■ **WHAT NEEDS TO BE DONE**: Copy the data from the line that contains "What data populates" to its last line, exactly, including both of those lines and leaving out everything before.

[Data listing]

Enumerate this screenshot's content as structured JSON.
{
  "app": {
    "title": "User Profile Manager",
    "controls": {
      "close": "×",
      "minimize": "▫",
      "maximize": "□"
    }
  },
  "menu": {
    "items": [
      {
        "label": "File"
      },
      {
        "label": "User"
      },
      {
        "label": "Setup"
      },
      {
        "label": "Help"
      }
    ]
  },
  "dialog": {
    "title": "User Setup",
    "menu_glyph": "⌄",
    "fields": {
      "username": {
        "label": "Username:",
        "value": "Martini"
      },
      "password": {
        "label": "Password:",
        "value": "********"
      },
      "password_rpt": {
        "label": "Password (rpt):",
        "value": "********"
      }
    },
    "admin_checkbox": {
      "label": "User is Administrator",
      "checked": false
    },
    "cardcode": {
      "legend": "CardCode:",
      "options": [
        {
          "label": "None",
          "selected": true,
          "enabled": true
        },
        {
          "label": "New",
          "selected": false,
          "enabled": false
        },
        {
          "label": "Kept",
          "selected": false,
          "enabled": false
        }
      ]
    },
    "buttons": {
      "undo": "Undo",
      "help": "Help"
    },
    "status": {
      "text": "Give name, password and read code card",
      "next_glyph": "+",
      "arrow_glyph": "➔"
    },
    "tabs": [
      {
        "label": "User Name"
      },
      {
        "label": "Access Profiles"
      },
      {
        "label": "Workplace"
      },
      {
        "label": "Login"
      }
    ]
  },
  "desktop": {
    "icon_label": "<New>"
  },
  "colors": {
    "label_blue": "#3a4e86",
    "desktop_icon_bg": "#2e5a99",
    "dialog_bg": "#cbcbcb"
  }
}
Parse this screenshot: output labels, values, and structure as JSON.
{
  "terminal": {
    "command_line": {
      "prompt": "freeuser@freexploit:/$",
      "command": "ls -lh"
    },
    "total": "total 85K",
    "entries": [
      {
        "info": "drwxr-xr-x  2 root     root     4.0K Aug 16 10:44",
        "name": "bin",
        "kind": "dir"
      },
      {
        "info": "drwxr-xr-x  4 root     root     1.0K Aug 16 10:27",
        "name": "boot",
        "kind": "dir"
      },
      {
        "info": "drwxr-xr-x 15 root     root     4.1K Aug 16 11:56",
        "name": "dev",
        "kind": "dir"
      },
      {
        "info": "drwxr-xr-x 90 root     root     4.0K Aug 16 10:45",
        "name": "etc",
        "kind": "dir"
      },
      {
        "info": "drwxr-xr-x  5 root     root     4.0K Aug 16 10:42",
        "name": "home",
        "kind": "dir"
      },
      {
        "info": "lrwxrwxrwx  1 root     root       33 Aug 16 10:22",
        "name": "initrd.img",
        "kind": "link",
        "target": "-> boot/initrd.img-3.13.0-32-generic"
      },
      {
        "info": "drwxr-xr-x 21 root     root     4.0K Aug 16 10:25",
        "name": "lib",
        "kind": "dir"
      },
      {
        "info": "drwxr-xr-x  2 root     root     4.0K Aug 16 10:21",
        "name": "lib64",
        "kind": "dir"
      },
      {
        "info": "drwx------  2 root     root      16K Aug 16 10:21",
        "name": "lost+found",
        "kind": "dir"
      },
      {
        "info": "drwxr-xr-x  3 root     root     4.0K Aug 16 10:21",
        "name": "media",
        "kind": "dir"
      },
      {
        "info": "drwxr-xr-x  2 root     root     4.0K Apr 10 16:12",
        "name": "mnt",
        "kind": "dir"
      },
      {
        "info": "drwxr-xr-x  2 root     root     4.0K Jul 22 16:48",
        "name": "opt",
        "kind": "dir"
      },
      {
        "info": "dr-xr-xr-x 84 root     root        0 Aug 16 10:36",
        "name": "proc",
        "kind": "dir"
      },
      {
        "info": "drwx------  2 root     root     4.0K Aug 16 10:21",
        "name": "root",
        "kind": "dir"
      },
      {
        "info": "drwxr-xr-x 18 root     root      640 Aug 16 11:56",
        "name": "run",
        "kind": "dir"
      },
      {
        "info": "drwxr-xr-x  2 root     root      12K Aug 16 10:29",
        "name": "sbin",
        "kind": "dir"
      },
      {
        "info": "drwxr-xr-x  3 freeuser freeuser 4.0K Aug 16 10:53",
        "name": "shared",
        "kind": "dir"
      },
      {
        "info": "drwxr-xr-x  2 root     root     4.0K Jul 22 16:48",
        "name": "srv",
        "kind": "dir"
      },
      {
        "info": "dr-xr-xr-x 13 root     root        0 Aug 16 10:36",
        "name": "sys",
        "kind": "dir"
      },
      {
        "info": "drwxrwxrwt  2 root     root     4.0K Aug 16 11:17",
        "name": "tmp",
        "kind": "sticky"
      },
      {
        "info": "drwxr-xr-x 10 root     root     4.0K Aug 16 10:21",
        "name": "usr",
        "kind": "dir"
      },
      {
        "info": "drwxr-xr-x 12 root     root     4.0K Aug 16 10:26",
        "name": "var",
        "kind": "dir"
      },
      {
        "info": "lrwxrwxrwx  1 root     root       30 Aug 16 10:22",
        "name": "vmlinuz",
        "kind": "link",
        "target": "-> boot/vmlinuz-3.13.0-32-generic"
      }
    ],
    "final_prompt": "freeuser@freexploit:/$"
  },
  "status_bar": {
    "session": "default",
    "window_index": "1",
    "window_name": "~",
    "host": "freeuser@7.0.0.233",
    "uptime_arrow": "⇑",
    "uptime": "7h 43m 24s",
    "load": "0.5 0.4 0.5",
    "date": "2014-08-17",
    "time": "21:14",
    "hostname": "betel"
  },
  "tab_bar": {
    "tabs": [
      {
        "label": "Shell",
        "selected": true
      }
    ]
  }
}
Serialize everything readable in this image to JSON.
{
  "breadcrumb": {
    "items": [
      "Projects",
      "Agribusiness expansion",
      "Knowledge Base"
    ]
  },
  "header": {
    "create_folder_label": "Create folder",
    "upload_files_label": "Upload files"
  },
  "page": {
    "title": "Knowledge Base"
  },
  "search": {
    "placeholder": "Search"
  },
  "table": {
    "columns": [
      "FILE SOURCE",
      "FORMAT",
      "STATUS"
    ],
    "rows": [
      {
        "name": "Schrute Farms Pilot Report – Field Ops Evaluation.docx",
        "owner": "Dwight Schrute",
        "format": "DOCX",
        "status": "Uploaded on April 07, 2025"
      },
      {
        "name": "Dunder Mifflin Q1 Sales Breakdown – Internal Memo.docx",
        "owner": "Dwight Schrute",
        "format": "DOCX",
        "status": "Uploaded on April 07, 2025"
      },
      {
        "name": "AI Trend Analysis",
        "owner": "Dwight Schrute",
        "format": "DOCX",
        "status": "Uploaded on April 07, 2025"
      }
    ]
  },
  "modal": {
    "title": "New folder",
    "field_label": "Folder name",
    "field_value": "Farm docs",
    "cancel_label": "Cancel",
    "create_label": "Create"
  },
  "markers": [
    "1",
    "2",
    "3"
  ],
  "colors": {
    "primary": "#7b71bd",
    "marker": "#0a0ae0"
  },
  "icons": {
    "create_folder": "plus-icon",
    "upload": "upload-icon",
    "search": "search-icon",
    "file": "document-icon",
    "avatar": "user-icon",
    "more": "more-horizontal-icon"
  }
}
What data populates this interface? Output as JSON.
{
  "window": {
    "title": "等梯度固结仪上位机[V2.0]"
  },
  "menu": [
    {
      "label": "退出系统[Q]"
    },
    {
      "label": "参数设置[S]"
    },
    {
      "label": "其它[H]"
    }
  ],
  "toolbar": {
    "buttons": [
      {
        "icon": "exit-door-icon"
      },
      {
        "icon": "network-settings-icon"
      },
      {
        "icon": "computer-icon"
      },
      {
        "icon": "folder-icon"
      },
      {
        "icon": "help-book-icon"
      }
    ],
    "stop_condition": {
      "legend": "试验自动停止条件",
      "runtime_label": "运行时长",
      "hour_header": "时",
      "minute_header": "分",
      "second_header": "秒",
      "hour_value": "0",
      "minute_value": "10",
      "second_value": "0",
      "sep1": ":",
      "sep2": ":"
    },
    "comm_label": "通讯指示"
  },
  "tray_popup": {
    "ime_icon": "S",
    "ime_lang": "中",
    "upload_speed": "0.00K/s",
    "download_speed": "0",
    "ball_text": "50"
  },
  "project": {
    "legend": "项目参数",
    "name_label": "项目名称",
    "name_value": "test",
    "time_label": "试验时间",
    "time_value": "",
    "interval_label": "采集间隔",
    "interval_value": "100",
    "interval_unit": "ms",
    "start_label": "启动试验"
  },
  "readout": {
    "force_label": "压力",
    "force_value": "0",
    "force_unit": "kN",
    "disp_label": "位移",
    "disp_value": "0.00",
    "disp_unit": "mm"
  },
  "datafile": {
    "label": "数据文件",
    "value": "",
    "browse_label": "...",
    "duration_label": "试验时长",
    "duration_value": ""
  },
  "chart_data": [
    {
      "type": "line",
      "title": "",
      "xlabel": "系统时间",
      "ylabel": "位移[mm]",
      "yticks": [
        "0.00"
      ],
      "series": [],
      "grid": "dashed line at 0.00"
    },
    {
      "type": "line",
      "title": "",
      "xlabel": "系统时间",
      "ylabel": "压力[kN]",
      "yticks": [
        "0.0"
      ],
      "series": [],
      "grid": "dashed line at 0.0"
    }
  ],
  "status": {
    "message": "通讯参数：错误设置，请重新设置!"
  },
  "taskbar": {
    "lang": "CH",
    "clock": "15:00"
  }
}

■ **EXERCISE OUTPUT**:
What data populates this interface? Output as JSON.
{
  "window": {
    "title": "等梯度固结仪上位机[V2.0]"
  },
  "menu": [
    {
      "label": "退出系统[Q]"
    },
    {
      "label": "参数设置[S]"
    },
    {
      "label": "其它[H]"
    }
  ],
  "toolbar": {
    "buttons": [
      {
        "icon": "exit-door-icon"
      },
      {
        "icon": "network-settings-icon"
      },
      {
        "icon": "computer-icon"
      },
      {
        "icon": "folder-icon"
      },
      {
        "icon": "help-book-icon"
      }
    ],
    "stop_condition": {
      "legend": "试验自动停止条件",
      "runtime_label": "运行时长",
      "hour_header": "时",
      "minute_header": "分",
      "second_header": "秒",
      "hour_value": "0",
      "minute_value": "10",
      "second_value": "0",
      "sep1": ":",
      "sep2": ":"
    },
    "comm_label": "通讯指示"
  },
  "tray_popup": {
    "ime_icon": "S",
    "ime_lang": "中",
    "upload_speed": "0.00K/s",
    "download_speed": "0",
    "ball_text": "50"
  },
  "project": {
    "legend": "项目参数",
    "name_label": "项目名称",
    "name_value": "test",
    "time_label": "试验时间",
    "time_value": "",
    "interval_label": "采集间隔",
    "interval_value": "100",
    "interval_unit": "ms",
    "start_label": "启动试验"
  },
  "readout": {
    "force_label": "压力",
    "force_value": "0",
    "force_unit": "kN",
    "disp_label": "位移",
    "disp_value": "0.00",
    "disp_unit": "mm"
  },
  "datafile": {
    "label": "数据文件",
    "value": "",
    "browse_label": "...",
    "duration_label": "试验时长",
    "duration_value": ""
  },
  "chart_data": [
    {
      "type": "line",
      "title": "",
      "xlabel": "系统时间",
      "ylabel": "位移[mm]",
      "yticks": [
        "0.00"
      ],
      "series": [],
      "grid": "dashed line at 0.00"
    },
    {
      "type": "line",
      "title": "",
      "xlabel": "系统时间",
      "ylabel": "压力[kN]",
      "yticks": [
        "0.0"
      ],
      "series": [],
      "grid": "dashed line at 0.0"
    }
  ],
  "status": {
    "message": "通讯参数：错误设置，请重新设置!"
  },
  "taskbar": {
    "lang": "CH",
    "clock": "15:00"
  }
}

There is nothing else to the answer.